Copy the data word for word, starting with its first line and going on through the line containing "black-pawn: ♟ [122,63,143,86]". Include both of those lines.

**Data section**
• • • •

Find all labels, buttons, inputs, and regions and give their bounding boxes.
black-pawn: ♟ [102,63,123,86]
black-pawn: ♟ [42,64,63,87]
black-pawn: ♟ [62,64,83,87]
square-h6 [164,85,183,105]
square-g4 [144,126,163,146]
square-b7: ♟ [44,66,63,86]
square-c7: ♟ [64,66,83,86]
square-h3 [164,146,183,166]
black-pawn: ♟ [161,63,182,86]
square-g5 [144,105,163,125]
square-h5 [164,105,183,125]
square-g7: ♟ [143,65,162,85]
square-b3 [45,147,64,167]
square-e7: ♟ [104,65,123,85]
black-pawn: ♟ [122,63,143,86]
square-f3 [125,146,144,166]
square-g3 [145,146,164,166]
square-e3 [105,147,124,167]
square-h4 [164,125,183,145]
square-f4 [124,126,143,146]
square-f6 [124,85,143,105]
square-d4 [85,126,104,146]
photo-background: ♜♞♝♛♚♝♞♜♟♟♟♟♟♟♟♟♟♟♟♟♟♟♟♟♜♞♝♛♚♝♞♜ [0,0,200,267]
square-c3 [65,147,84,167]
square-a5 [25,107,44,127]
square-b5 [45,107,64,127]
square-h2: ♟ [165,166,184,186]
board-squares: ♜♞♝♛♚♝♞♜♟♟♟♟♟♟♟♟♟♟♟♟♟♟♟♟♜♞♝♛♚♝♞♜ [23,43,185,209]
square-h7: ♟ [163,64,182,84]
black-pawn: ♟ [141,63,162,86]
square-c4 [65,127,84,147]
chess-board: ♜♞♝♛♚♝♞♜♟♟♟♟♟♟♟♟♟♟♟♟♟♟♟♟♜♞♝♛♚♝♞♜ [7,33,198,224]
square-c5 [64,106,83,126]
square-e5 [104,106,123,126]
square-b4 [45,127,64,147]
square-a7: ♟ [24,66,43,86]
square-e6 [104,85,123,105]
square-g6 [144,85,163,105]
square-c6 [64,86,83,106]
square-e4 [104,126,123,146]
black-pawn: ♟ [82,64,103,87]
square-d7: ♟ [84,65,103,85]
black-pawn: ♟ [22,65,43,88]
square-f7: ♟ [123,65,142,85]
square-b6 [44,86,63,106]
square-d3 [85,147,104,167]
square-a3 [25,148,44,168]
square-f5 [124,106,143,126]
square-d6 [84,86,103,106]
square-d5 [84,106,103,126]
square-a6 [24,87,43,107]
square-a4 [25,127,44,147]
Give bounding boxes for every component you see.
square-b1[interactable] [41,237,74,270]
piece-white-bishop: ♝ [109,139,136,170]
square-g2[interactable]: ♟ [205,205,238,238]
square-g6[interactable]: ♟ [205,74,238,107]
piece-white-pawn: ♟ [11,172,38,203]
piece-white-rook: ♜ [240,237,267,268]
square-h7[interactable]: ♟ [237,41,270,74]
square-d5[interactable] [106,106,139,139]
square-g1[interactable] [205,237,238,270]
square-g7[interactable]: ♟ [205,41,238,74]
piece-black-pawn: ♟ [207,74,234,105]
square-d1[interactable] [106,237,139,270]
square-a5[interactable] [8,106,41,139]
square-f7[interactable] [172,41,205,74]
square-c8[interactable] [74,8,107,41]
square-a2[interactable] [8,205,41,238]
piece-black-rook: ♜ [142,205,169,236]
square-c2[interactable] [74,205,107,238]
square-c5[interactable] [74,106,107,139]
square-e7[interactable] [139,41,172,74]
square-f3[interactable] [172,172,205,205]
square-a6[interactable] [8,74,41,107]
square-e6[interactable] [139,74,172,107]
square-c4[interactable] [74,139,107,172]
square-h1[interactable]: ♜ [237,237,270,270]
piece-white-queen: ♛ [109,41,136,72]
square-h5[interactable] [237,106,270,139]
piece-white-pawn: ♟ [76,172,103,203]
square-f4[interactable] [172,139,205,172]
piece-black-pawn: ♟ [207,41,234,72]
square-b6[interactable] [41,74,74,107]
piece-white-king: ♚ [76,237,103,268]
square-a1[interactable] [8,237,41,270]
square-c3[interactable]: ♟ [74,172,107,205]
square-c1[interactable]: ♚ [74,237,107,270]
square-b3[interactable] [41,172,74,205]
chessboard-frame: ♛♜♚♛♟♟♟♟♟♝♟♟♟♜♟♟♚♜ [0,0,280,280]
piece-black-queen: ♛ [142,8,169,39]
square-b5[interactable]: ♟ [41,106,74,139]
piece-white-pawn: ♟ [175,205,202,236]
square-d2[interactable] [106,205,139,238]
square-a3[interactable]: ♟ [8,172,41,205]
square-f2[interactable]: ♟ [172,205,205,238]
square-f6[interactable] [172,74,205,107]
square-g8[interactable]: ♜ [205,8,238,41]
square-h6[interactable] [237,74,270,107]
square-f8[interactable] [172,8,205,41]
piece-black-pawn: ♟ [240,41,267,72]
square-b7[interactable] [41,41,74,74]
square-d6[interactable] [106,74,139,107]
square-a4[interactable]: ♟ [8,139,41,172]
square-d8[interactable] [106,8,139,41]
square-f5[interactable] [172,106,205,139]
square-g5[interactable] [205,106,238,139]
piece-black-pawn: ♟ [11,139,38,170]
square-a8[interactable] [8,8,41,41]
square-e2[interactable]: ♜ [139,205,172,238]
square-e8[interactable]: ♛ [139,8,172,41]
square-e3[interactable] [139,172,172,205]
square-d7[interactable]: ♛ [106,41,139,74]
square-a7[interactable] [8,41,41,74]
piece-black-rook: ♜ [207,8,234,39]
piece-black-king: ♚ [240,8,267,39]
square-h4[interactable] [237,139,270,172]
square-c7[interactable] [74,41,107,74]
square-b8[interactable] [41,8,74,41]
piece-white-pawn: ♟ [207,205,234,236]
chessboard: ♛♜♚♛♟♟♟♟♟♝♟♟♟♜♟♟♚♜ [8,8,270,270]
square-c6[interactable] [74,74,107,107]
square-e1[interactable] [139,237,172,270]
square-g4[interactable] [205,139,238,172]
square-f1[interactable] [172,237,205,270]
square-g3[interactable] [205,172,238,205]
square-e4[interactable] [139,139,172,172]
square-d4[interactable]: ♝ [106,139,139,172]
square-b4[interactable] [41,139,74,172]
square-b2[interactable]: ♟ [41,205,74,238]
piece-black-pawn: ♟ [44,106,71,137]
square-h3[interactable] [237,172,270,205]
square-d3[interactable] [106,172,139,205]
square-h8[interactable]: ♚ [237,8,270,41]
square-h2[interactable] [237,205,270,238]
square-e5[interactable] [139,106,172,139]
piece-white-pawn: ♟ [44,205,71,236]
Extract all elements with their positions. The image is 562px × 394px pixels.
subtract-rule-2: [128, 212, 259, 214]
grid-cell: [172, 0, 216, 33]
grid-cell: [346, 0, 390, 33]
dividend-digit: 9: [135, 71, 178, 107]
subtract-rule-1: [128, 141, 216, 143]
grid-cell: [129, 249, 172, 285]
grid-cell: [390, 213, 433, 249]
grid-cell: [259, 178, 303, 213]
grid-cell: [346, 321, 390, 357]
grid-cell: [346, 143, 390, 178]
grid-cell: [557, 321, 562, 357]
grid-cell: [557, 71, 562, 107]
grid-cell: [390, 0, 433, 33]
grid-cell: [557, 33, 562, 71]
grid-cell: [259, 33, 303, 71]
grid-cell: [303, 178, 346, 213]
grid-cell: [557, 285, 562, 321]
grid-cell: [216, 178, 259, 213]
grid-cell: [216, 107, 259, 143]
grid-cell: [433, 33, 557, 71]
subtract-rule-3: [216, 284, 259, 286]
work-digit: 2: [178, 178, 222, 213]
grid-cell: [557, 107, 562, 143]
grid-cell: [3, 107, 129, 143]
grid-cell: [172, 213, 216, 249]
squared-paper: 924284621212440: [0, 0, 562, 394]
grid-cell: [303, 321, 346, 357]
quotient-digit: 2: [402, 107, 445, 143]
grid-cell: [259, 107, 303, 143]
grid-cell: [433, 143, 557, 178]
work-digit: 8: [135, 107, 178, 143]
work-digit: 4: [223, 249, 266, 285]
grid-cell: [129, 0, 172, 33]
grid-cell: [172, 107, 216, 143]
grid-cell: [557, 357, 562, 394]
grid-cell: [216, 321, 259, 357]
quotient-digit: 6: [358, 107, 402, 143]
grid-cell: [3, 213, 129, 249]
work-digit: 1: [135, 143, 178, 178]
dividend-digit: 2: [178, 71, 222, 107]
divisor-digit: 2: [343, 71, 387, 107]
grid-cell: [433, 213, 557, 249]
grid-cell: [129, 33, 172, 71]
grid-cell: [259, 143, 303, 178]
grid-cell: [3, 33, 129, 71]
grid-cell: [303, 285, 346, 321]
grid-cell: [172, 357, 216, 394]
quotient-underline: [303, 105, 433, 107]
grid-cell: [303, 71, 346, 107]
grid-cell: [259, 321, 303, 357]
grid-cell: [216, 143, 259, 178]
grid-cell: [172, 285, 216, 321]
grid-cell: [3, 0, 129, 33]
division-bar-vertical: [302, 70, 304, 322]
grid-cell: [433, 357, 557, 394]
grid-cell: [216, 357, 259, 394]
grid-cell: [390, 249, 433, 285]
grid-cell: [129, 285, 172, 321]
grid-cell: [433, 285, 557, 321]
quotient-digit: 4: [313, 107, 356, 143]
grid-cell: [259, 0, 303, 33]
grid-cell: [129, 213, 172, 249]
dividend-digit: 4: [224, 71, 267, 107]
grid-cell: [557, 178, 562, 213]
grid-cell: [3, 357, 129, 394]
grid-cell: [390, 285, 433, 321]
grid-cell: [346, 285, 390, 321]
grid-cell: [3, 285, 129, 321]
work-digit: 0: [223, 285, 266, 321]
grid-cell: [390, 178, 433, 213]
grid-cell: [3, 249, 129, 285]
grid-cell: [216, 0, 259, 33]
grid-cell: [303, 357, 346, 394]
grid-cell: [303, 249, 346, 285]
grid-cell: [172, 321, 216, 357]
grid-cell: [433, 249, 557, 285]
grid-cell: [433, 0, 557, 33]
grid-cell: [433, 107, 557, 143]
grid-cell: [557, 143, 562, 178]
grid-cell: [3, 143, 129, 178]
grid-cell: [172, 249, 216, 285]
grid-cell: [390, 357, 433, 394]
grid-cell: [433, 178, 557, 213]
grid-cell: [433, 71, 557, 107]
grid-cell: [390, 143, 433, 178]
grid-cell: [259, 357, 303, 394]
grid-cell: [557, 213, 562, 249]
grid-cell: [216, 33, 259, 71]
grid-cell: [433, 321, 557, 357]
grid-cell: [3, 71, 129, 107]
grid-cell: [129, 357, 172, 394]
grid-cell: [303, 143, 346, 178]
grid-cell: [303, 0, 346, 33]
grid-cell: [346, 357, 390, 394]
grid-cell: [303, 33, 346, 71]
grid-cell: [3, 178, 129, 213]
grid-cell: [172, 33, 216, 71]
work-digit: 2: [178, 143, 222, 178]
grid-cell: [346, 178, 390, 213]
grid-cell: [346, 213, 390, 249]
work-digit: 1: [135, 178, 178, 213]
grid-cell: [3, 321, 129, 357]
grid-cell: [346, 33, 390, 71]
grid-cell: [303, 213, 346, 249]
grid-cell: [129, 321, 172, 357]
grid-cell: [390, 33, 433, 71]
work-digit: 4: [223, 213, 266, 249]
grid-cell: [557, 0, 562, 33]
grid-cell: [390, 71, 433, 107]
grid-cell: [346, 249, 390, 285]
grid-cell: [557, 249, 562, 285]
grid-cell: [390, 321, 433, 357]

• • • •

**Result for this task**
Find all labels, buttons, inputs, and regions and give their bounding boxes.
black-pawn: ♟ [102,63,123,86]
black-pawn: ♟ [42,64,63,87]
black-pawn: ♟ [62,64,83,87]
square-h6 [164,85,183,105]
square-g4 [144,126,163,146]
square-b7: ♟ [44,66,63,86]
square-c7: ♟ [64,66,83,86]
square-h3 [164,146,183,166]
black-pawn: ♟ [161,63,182,86]
square-g5 [144,105,163,125]
square-h5 [164,105,183,125]
square-g7: ♟ [143,65,162,85]
square-b3 [45,147,64,167]
square-e7: ♟ [104,65,123,85]
black-pawn: ♟ [122,63,143,86]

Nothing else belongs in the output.